Data records:

_____

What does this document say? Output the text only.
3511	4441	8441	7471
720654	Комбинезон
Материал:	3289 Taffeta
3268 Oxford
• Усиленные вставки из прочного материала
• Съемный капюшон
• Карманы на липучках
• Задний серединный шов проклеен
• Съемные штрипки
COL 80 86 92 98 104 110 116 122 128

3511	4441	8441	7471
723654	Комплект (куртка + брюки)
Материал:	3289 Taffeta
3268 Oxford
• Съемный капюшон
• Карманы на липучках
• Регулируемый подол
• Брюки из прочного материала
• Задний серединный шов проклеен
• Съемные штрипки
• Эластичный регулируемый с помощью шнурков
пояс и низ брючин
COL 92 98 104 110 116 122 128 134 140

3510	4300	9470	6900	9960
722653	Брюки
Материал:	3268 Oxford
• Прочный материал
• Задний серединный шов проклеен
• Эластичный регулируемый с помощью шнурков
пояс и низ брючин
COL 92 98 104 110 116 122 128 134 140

_____

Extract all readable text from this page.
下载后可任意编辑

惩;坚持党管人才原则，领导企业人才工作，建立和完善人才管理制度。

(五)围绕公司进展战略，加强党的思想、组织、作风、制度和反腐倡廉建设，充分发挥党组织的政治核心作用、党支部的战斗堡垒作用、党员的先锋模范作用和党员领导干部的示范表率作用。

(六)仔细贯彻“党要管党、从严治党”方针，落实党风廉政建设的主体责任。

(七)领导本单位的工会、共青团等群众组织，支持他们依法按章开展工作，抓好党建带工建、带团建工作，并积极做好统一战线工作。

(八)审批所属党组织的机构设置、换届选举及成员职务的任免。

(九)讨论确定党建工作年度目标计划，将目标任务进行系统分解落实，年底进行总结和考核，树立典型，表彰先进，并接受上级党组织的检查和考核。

_____

● What is being asked
In the lines above, find each one with "прочного" and list it.

● Result of this task
• Усиленные вставки из прочного материала
• Брюки из прочного материала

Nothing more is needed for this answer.